PROBLEM STATEMENT: Below is the data. Give it again, complete and exact.

============================================================

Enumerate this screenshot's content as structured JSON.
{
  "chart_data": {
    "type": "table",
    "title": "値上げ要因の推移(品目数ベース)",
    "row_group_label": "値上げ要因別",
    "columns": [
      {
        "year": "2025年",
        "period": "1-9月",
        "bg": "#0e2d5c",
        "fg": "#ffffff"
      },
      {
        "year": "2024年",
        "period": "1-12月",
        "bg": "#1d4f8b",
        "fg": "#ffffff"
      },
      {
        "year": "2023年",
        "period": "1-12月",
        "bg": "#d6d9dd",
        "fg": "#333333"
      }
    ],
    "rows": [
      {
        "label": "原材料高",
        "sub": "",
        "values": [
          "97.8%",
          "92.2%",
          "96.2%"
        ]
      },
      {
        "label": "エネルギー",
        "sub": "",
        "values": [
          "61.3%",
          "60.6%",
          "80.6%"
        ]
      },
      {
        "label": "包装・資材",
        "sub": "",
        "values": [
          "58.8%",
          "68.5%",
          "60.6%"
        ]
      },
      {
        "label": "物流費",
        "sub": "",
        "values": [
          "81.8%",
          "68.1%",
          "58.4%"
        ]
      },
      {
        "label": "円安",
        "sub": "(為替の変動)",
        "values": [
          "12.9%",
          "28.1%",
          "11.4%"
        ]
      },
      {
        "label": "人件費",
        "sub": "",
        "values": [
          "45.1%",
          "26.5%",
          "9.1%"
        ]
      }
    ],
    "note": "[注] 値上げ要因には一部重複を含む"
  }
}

============================================================

WRITTEN RESPONSE:
Enumerate this screenshot's content as structured JSON.
{
  "chart_data": {
    "type": "table",
    "title": "値上げ要因の推移(品目数ベース)",
    "row_group_label": "値上げ要因別",
    "columns": [
      {
        "year": "2025年",
        "period": "1-9月",
        "bg": "#0e2d5c",
        "fg": "#ffffff"
      },
      {
        "year": "2024年",
        "period": "1-12月",
        "bg": "#1d4f8b",
        "fg": "#ffffff"
      },
      {
        "year": "2023年",
        "period": "1-12月",
        "bg": "#d6d9dd",
        "fg": "#333333"
      }
    ],
    "rows": [
      {
        "label": "原材料高",
        "sub": "",
        "values": [
          "97.8%",
          "92.2%",
          "96.2%"
        ]
      },
      {
        "label": "エネルギー",
        "sub": "",
        "values": [
          "61.3%",
          "60.6%",
          "80.6%"
        ]
      },
      {
        "label": "包装・資材",
        "sub": "",
        "values": [
          "58.8%",
          "68.5%",
          "60.6%"
        ]
      },
      {
        "label": "物流費",
        "sub": "",
        "values": [
          "81.8%",
          "68.1%",
          "58.4%"
        ]
      },
      {
        "label": "円安",
        "sub": "(為替の変動)",
        "values": [
          "12.9%",
          "28.1%",
          "11.4%"
        ]
      },
      {
        "label": "人件費",
        "sub": "",
        "values": [
          "45.1%",
          "26.5%",
          "9.1%"
        ]
      }
    ],
    "note": "[注] 値上げ要因には一部重複を含む"
  }
}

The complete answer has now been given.